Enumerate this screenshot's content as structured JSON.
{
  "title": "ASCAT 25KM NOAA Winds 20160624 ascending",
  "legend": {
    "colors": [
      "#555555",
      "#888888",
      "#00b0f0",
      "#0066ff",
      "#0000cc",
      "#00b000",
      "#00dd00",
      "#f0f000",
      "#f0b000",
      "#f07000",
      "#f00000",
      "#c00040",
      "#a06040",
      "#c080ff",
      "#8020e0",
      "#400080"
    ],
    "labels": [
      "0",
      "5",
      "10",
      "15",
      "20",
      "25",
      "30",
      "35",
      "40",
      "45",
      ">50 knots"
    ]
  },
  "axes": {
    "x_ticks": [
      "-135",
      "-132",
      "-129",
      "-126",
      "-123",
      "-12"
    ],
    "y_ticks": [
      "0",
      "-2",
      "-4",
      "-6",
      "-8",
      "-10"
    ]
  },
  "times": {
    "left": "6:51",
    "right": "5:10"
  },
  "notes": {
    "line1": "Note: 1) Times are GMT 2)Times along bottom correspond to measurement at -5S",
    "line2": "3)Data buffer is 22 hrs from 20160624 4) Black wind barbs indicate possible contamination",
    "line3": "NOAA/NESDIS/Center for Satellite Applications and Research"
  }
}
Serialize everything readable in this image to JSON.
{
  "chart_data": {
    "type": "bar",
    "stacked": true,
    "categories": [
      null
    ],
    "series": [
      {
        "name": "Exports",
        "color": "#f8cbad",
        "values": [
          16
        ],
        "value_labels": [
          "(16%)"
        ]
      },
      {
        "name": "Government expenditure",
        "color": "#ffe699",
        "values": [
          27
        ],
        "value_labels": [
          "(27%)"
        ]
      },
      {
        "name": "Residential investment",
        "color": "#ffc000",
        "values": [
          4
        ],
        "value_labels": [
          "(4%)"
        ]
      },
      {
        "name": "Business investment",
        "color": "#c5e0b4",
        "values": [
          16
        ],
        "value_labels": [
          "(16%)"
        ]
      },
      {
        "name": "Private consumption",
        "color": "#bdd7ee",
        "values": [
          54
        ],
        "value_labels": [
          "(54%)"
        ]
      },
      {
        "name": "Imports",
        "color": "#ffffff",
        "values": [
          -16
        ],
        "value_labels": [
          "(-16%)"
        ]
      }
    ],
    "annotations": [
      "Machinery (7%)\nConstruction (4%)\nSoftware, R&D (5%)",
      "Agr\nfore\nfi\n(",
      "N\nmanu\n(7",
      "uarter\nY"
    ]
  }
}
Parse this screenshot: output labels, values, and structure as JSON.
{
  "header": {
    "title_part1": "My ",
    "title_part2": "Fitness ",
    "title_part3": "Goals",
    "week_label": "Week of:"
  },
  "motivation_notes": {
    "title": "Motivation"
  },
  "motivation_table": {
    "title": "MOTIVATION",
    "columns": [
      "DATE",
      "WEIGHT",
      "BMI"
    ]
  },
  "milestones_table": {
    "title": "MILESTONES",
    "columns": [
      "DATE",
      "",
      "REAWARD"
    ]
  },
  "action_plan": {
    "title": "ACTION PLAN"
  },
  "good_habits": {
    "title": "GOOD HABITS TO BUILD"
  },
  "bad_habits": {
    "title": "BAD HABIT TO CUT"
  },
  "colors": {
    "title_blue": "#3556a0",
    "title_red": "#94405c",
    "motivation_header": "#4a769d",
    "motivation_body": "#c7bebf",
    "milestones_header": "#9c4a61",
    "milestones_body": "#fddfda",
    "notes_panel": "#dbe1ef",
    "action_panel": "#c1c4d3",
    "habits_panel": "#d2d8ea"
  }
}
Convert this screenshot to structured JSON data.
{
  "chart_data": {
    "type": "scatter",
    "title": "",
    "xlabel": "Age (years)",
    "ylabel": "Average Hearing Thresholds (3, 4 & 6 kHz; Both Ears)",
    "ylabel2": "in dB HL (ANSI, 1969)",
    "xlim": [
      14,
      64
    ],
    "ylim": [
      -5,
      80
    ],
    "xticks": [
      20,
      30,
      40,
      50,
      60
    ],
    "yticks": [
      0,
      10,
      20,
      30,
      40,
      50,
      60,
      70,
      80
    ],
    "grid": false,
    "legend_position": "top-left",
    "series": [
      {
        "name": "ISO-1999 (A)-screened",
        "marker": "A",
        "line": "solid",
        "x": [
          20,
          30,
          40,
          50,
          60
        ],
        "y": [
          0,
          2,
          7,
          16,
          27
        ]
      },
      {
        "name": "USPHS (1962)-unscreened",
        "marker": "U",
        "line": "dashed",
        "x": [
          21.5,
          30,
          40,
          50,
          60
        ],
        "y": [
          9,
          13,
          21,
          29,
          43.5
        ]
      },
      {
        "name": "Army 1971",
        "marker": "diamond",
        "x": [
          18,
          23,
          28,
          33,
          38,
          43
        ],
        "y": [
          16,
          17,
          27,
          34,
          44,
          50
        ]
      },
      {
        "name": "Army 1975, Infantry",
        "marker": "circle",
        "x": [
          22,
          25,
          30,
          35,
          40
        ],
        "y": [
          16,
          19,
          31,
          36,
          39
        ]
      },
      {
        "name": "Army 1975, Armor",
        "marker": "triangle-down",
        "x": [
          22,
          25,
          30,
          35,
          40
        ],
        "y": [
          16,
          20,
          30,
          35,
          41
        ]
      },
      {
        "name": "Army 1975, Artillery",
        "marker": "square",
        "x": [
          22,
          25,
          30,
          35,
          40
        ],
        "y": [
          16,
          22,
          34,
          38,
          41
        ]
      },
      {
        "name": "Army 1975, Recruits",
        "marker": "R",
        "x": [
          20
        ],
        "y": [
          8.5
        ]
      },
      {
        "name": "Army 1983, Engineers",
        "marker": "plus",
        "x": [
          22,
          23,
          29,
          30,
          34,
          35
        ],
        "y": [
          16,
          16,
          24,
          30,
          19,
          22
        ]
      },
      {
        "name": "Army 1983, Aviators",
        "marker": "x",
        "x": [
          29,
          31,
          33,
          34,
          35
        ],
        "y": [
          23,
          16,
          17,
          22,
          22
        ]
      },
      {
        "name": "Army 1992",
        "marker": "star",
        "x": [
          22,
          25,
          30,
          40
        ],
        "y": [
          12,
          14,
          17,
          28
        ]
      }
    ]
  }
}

**STATED TASK:** Using the data above, reproduce every line exactly.

**OUTPUT OF THE EXERCISE:**
Enumerate this screenshot's content as structured JSON.
{
  "title": "ASCAT 25KM NOAA Winds 20160624 ascending",
  "legend": {
    "colors": [
      "#555555",
      "#888888",
      "#00b0f0",
      "#0066ff",
      "#0000cc",
      "#00b000",
      "#00dd00",
      "#f0f000",
      "#f0b000",
      "#f07000",
      "#f00000",
      "#c00040",
      "#a06040",
      "#c080ff",
      "#8020e0",
      "#400080"
    ],
    "labels": [
      "0",
      "5",
      "10",
      "15",
      "20",
      "25",
      "30",
      "35",
      "40",
      "45",
      ">50 knots"
    ]
  },
  "axes": {
    "x_ticks": [
      "-135",
      "-132",
      "-129",
      "-126",
      "-123",
      "-12"
    ],
    "y_ticks": [
      "0",
      "-2",
      "-4",
      "-6",
      "-8",
      "-10"
    ]
  },
  "times": {
    "left": "6:51",
    "right": "5:10"
  },
  "notes": {
    "line1": "Note: 1) Times are GMT 2)Times along bottom correspond to measurement at -5S",
    "line2": "3)Data buffer is 22 hrs from 20160624 4) Black wind barbs indicate possible contamination",
    "line3": "NOAA/NESDIS/Center for Satellite Applications and Research"
  }
}
Serialize everything readable in this image to JSON.
{
  "chart_data": {
    "type": "bar",
    "stacked": true,
    "categories": [
      null
    ],
    "series": [
      {
        "name": "Exports",
        "color": "#f8cbad",
        "values": [
          16
        ],
        "value_labels": [
          "(16%)"
        ]
      },
      {
        "name": "Government expenditure",
        "color": "#ffe699",
        "values": [
          27
        ],
        "value_labels": [
          "(27%)"
        ]
      },
      {
        "name": "Residential investment",
        "color": "#ffc000",
        "values": [
          4
        ],
        "value_labels": [
          "(4%)"
        ]
      },
      {
        "name": "Business investment",
        "color": "#c5e0b4",
        "values": [
          16
        ],
        "value_labels": [
          "(16%)"
        ]
      },
      {
        "name": "Private consumption",
        "color": "#bdd7ee",
        "values": [
          54
        ],
        "value_labels": [
          "(54%)"
        ]
      },
      {
        "name": "Imports",
        "color": "#ffffff",
        "values": [
          -16
        ],
        "value_labels": [
          "(-16%)"
        ]
      }
    ],
    "annotations": [
      "Machinery (7%)\nConstruction (4%)\nSoftware, R&D (5%)",
      "Agr\nfore\nfi\n(",
      "N\nmanu\n(7",
      "uarter\nY"
    ]
  }
}
Parse this screenshot: output labels, values, and structure as JSON.
{
  "header": {
    "title_part1": "My ",
    "title_part2": "Fitness ",
    "title_part3": "Goals",
    "week_label": "Week of:"
  },
  "motivation_notes": {
    "title": "Motivation"
  },
  "motivation_table": {
    "title": "MOTIVATION",
    "columns": [
      "DATE",
      "WEIGHT",
      "BMI"
    ]
  },
  "milestones_table": {
    "title": "MILESTONES",
    "columns": [
      "DATE",
      "",
      "REAWARD"
    ]
  },
  "action_plan": {
    "title": "ACTION PLAN"
  },
  "good_habits": {
    "title": "GOOD HABITS TO BUILD"
  },
  "bad_habits": {
    "title": "BAD HABIT TO CUT"
  },
  "colors": {
    "title_blue": "#3556a0",
    "title_red": "#94405c",
    "motivation_header": "#4a769d",
    "motivation_body": "#c7bebf",
    "milestones_header": "#9c4a61",
    "milestones_body": "#fddfda",
    "notes_panel": "#dbe1ef",
    "action_panel": "#c1c4d3",
    "habits_panel": "#d2d8ea"
  }
}
Convert this screenshot to structured JSON data.
{
  "chart_data": {
    "type": "scatter",
    "title": "",
    "xlabel": "Age (years)",
    "ylabel": "Average Hearing Thresholds (3, 4 & 6 kHz; Both Ears)",
    "ylabel2": "in dB HL (ANSI, 1969)",
    "xlim": [
      14,
      64
    ],
    "ylim": [
      -5,
      80
    ],
    "xticks": [
      20,
      30,
      40,
      50,
      60
    ],
    "yticks": [
      0,
      10,
      20,
      30,
      40,
      50,
      60,
      70,
      80
    ],
    "grid": false,
    "legend_position": "top-left",
    "series": [
      {
        "name": "ISO-1999 (A)-screened",
        "marker": "A",
        "line": "solid",
        "x": [
          20,
          30,
          40,
          50,
          60
        ],
        "y": [
          0,
          2,
          7,
          16,
          27
        ]
      },
      {
        "name": "USPHS (1962)-unscreened",
        "marker": "U",
        "line": "dashed",
        "x": [
          21.5,
          30,
          40,
          50,
          60
        ],
        "y": [
          9,
          13,
          21,
          29,
          43.5
        ]
      },
      {
        "name": "Army 1971",
        "marker": "diamond",
        "x": [
          18,
          23,
          28,
          33,
          38,
          43
        ],
        "y": [
          16,
          17,
          27,
          34,
          44,
          50
        ]
      },
      {
        "name": "Army 1975, Infantry",
        "marker": "circle",
        "x": [
          22,
          25,
          30,
          35,
          40
        ],
        "y": [
          16,
          19,
          31,
          36,
          39
        ]
      },
      {
        "name": "Army 1975, Armor",
        "marker": "triangle-down",
        "x": [
          22,
          25,
          30,
          35,
          40
        ],
        "y": [
          16,
          20,
          30,
          35,
          41
        ]
      },
      {
        "name": "Army 1975, Artillery",
        "marker": "square",
        "x": [
          22,
          25,
          30,
          35,
          40
        ],
        "y": [
          16,
          22,
          34,
          38,
          41
        ]
      },
      {
        "name": "Army 1975, Recruits",
        "marker": "R",
        "x": [
          20
        ],
        "y": [
          8.5
        ]
      },
      {
        "name": "Army 1983, Engineers",
        "marker": "plus",
        "x": [
          22,
          23,
          29,
          30,
          34,
          35
        ],
        "y": [
          16,
          16,
          24,
          30,
          19,
          22
        ]
      },
      {
        "name": "Army 1983, Aviators",
        "marker": "x",
        "x": [
          29,
          31,
          33,
          34,
          35
        ],
        "y": [
          23,
          16,
          17,
          22,
          22
        ]
      },
      {
        "name": "Army 1992",
        "marker": "star",
        "x": [
          22,
          25,
          30,
          40
        ],
        "y": [
          12,
          14,
          17,
          28
        ]
      }
    ]
  }
}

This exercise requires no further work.